DATA PROVIDED

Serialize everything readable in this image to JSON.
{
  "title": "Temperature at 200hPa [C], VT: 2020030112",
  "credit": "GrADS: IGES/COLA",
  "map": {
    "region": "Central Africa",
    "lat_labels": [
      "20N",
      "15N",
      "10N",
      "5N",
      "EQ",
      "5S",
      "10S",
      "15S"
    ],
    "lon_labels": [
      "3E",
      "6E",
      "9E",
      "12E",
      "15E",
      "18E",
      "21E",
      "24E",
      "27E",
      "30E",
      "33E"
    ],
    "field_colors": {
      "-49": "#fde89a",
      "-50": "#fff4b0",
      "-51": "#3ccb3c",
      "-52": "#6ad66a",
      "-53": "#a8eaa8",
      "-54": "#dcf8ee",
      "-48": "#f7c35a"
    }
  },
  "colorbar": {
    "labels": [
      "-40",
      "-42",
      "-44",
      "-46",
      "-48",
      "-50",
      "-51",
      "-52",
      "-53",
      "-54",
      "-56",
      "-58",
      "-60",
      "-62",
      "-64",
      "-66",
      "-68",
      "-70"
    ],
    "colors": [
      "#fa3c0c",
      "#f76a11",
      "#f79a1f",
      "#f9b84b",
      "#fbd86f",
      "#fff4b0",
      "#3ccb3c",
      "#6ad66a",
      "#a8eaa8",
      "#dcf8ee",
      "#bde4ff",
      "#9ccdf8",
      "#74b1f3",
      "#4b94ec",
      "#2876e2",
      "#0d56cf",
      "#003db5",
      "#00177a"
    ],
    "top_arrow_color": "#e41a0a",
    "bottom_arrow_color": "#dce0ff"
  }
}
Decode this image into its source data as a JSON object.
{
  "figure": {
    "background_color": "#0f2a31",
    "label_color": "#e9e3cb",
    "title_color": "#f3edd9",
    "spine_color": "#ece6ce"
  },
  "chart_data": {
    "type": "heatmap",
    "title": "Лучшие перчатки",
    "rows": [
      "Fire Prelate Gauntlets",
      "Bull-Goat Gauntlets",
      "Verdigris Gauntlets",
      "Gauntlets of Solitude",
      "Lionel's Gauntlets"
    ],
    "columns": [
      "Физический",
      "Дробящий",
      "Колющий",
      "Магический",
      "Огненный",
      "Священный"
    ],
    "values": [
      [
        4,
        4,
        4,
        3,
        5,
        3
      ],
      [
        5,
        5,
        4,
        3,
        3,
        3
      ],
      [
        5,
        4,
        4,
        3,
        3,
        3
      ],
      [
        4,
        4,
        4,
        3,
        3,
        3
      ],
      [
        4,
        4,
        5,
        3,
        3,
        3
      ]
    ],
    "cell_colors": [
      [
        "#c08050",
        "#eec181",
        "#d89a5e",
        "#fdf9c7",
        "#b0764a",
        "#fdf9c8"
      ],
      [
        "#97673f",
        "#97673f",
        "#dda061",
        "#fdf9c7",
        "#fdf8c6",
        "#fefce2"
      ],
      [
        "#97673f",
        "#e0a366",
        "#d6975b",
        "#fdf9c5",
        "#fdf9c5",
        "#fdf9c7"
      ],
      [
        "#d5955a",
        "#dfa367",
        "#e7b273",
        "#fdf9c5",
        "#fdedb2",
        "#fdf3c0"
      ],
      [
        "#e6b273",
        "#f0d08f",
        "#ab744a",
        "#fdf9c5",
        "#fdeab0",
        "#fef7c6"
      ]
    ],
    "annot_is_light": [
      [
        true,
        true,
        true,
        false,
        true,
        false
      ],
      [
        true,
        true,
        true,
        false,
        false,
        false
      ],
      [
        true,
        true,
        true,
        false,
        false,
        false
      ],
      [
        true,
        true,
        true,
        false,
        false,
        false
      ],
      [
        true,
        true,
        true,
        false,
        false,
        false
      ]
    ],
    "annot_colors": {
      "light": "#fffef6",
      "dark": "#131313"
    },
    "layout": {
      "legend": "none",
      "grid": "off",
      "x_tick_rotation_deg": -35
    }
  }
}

EXERCISE INSTRUCTIONS
Reproduce each record exactly as it appears.

RESULT BELOW
Serialize everything readable in this image to JSON.
{
  "title": "Temperature at 200hPa [C], VT: 2020030112",
  "credit": "GrADS: IGES/COLA",
  "map": {
    "region": "Central Africa",
    "lat_labels": [
      "20N",
      "15N",
      "10N",
      "5N",
      "EQ",
      "5S",
      "10S",
      "15S"
    ],
    "lon_labels": [
      "3E",
      "6E",
      "9E",
      "12E",
      "15E",
      "18E",
      "21E",
      "24E",
      "27E",
      "30E",
      "33E"
    ],
    "field_colors": {
      "-49": "#fde89a",
      "-50": "#fff4b0",
      "-51": "#3ccb3c",
      "-52": "#6ad66a",
      "-53": "#a8eaa8",
      "-54": "#dcf8ee",
      "-48": "#f7c35a"
    }
  },
  "colorbar": {
    "labels": [
      "-40",
      "-42",
      "-44",
      "-46",
      "-48",
      "-50",
      "-51",
      "-52",
      "-53",
      "-54",
      "-56",
      "-58",
      "-60",
      "-62",
      "-64",
      "-66",
      "-68",
      "-70"
    ],
    "colors": [
      "#fa3c0c",
      "#f76a11",
      "#f79a1f",
      "#f9b84b",
      "#fbd86f",
      "#fff4b0",
      "#3ccb3c",
      "#6ad66a",
      "#a8eaa8",
      "#dcf8ee",
      "#bde4ff",
      "#9ccdf8",
      "#74b1f3",
      "#4b94ec",
      "#2876e2",
      "#0d56cf",
      "#003db5",
      "#00177a"
    ],
    "top_arrow_color": "#e41a0a",
    "bottom_arrow_color": "#dce0ff"
  }
}
Decode this image into its source data as a JSON object.
{
  "figure": {
    "background_color": "#0f2a31",
    "label_color": "#e9e3cb",
    "title_color": "#f3edd9",
    "spine_color": "#ece6ce"
  },
  "chart_data": {
    "type": "heatmap",
    "title": "Лучшие перчатки",
    "rows": [
      "Fire Prelate Gauntlets",
      "Bull-Goat Gauntlets",
      "Verdigris Gauntlets",
      "Gauntlets of Solitude",
      "Lionel's Gauntlets"
    ],
    "columns": [
      "Физический",
      "Дробящий",
      "Колющий",
      "Магический",
      "Огненный",
      "Священный"
    ],
    "values": [
      [
        4,
        4,
        4,
        3,
        5,
        3
      ],
      [
        5,
        5,
        4,
        3,
        3,
        3
      ],
      [
        5,
        4,
        4,
        3,
        3,
        3
      ],
      [
        4,
        4,
        4,
        3,
        3,
        3
      ],
      [
        4,
        4,
        5,
        3,
        3,
        3
      ]
    ],
    "cell_colors": [
      [
        "#c08050",
        "#eec181",
        "#d89a5e",
        "#fdf9c7",
        "#b0764a",
        "#fdf9c8"
      ],
      [
        "#97673f",
        "#97673f",
        "#dda061",
        "#fdf9c7",
        "#fdf8c6",
        "#fefce2"
      ],
      [
        "#97673f",
        "#e0a366",
        "#d6975b",
        "#fdf9c5",
        "#fdf9c5",
        "#fdf9c7"
      ],
      [
        "#d5955a",
        "#dfa367",
        "#e7b273",
        "#fdf9c5",
        "#fdedb2",
        "#fdf3c0"
      ],
      [
        "#e6b273",
        "#f0d08f",
        "#ab744a",
        "#fdf9c5",
        "#fdeab0",
        "#fef7c6"
      ]
    ],
    "annot_is_light": [
      [
        true,
        true,
        true,
        false,
        true,
        false
      ],
      [
        true,
        true,
        true,
        false,
        false,
        false
      ],
      [
        true,
        true,
        true,
        false,
        false,
        false
      ],
      [
        true,
        true,
        true,
        false,
        false,
        false
      ],
      [
        true,
        true,
        true,
        false,
        false,
        false
      ]
    ],
    "annot_colors": {
      "light": "#fffef6",
      "dark": "#131313"
    },
    "layout": {
      "legend": "none",
      "grid": "off",
      "x_tick_rotation_deg": -35
    }
  }
}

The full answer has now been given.